Look through the data below. Pick out the lines holding the string "percentage".
+ + + +
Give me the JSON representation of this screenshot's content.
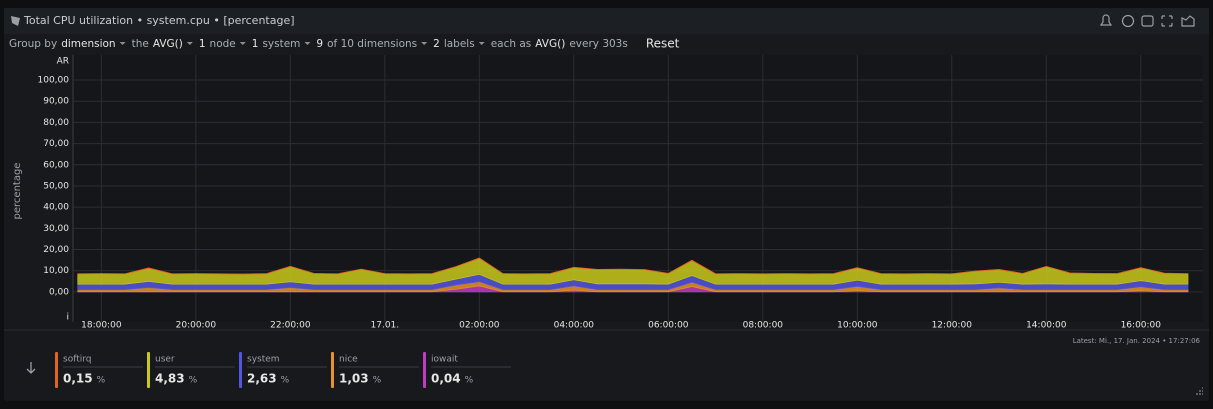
{
  "chart_data": {
    "type": "stacked_area",
    "title": "Total CPU utilization • system.cpu • [percentage]",
    "y_label": "percentage",
    "y_top_text": "AR",
    "y_bottom_text": "i",
    "ylim": [
      -14.2,
      111.8
    ],
    "yticks": [
      {
        "value": 0,
        "label": "0,00"
      },
      {
        "value": 10,
        "label": "10,00"
      },
      {
        "value": 20,
        "label": "20,00"
      },
      {
        "value": 30,
        "label": "30,00"
      },
      {
        "value": 40,
        "label": "40,00"
      },
      {
        "value": 50,
        "label": "50,00"
      },
      {
        "value": 60,
        "label": "60,00"
      },
      {
        "value": 70,
        "label": "70,00"
      },
      {
        "value": 80,
        "label": "80,00"
      },
      {
        "value": 90,
        "label": "90,00"
      },
      {
        "value": 100,
        "label": "100,00"
      }
    ],
    "xlim": [
      "17:24:00",
      "17:19:00"
    ],
    "xticks": [
      "18:00:00",
      "20:00:00",
      "22:00:00",
      {
        "value": "00:00:00",
        "label": "17.01."
      },
      "02:00:00",
      "04:00:00",
      "06:00:00",
      "08:00:00",
      "10:00:00",
      "12:00:00",
      "14:00:00",
      "16:00:00"
    ],
    "grid": true,
    "unit": "%",
    "x": [
      "17:30:00",
      "18:00:00",
      "18:30:00",
      "19:00:00",
      "19:30:00",
      "20:00:00",
      "20:30:00",
      "21:00:00",
      "21:30:00",
      "22:00:00",
      "22:30:00",
      "23:00:00",
      "23:30:00",
      "00:00:00",
      "00:30:00",
      "01:00:00",
      "01:30:00",
      "02:00:00",
      "02:30:00",
      "03:00:00",
      "03:30:00",
      "04:00:00",
      "04:30:00",
      "05:00:00",
      "05:30:00",
      "06:00:00",
      "06:30:00",
      "07:00:00",
      "07:30:00",
      "08:00:00",
      "08:30:00",
      "09:00:00",
      "09:30:00",
      "10:00:00",
      "10:30:00",
      "11:00:00",
      "11:30:00",
      "12:00:00",
      "12:30:00",
      "13:00:00",
      "13:30:00",
      "14:00:00",
      "14:30:00",
      "15:00:00",
      "15:30:00",
      "16:00:00",
      "16:30:00",
      "17:00:00"
    ],
    "series": [
      {
        "name": "softirq",
        "color": "#e0661f",
        "latest": 0.15,
        "latest_label": "0,15",
        "values": [
          0.15,
          0.15,
          0.15,
          0.2,
          0.15,
          0.15,
          0.15,
          0.15,
          0.15,
          0.2,
          0.15,
          0.15,
          0.15,
          0.15,
          0.15,
          0.15,
          0.2,
          0.3,
          0.15,
          0.15,
          0.15,
          0.2,
          0.15,
          0.15,
          0.15,
          0.15,
          0.3,
          0.15,
          0.15,
          0.15,
          0.15,
          0.15,
          0.15,
          0.2,
          0.15,
          0.15,
          0.15,
          0.15,
          0.15,
          0.2,
          0.15,
          0.15,
          0.15,
          0.15,
          0.15,
          0.2,
          0.15,
          0.15
        ]
      },
      {
        "name": "user",
        "color": "#c9c91c",
        "latest": 4.83,
        "latest_label": "4,83",
        "values": [
          4.8,
          4.9,
          4.8,
          6.2,
          4.8,
          4.9,
          4.8,
          4.7,
          4.9,
          7.2,
          5.0,
          4.8,
          7.0,
          4.9,
          4.8,
          4.9,
          5.8,
          7.5,
          4.9,
          4.8,
          4.9,
          5.8,
          6.8,
          6.9,
          6.7,
          5.0,
          7.0,
          4.8,
          4.9,
          4.8,
          4.9,
          4.8,
          4.9,
          5.8,
          4.9,
          4.8,
          4.9,
          4.8,
          6.0,
          5.9,
          5.0,
          8.2,
          5.2,
          5.0,
          4.9,
          6.0,
          5.1,
          4.83
        ]
      },
      {
        "name": "system",
        "color": "#5555e0",
        "latest": 2.63,
        "latest_label": "2,63",
        "values": [
          2.6,
          2.6,
          2.6,
          2.9,
          2.6,
          2.6,
          2.6,
          2.6,
          2.6,
          2.7,
          2.6,
          2.6,
          2.6,
          2.6,
          2.6,
          2.6,
          2.8,
          3.5,
          2.6,
          2.6,
          2.6,
          2.9,
          2.7,
          2.7,
          2.7,
          2.6,
          3.2,
          2.6,
          2.6,
          2.6,
          2.6,
          2.6,
          2.6,
          2.9,
          2.6,
          2.6,
          2.6,
          2.6,
          2.7,
          2.7,
          2.6,
          2.7,
          2.6,
          2.6,
          2.6,
          2.9,
          2.6,
          2.63
        ]
      },
      {
        "name": "nice",
        "color": "#e8932a",
        "latest": 1.03,
        "latest_label": "1,03",
        "values": [
          1.0,
          1.0,
          1.0,
          2.0,
          1.0,
          1.0,
          1.0,
          1.0,
          1.0,
          2.0,
          1.0,
          1.0,
          1.0,
          1.0,
          1.0,
          1.0,
          2.0,
          2.0,
          1.0,
          1.0,
          1.0,
          2.0,
          1.0,
          1.0,
          1.0,
          1.0,
          2.0,
          1.0,
          1.0,
          1.0,
          1.0,
          1.0,
          1.0,
          2.0,
          1.0,
          1.0,
          1.0,
          1.0,
          1.0,
          1.8,
          1.0,
          1.0,
          1.0,
          1.0,
          1.0,
          1.8,
          1.0,
          1.03
        ]
      },
      {
        "name": "iowait",
        "color": "#c03cc0",
        "latest": 0.04,
        "latest_label": "0,04",
        "values": [
          0.05,
          0.05,
          0.05,
          0.05,
          0.05,
          0.05,
          0.05,
          0.05,
          0.05,
          0.05,
          0.05,
          0.05,
          0.05,
          0.05,
          0.05,
          0.05,
          1.2,
          2.8,
          0.05,
          0.05,
          0.05,
          0.8,
          0.05,
          0.05,
          0.05,
          0.05,
          2.5,
          0.05,
          0.05,
          0.05,
          0.05,
          0.05,
          0.05,
          0.6,
          0.05,
          0.05,
          0.05,
          0.05,
          0.05,
          0.05,
          0.05,
          0.05,
          0.05,
          0.05,
          0.05,
          0.6,
          0.05,
          0.04
        ]
      }
    ]
  },
  "ui": {
    "toolbar": [
      "Group by",
      "dimension",
      "the",
      "AVG()",
      1,
      "node",
      1,
      "system",
      9,
      "of 10 dimensions",
      2,
      "labels",
      "each as",
      "AVG()",
      "every 303s",
      "Reset"
    ],
    "latest": "Latest:  Mi., 17. Jan. 2024 • 17:27:06"
  }
}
+ + + +
▶ **TASK RESULT**
    "title": "Total CPU utilization • system.cpu • [percentage]",
    "y_label": "percentage",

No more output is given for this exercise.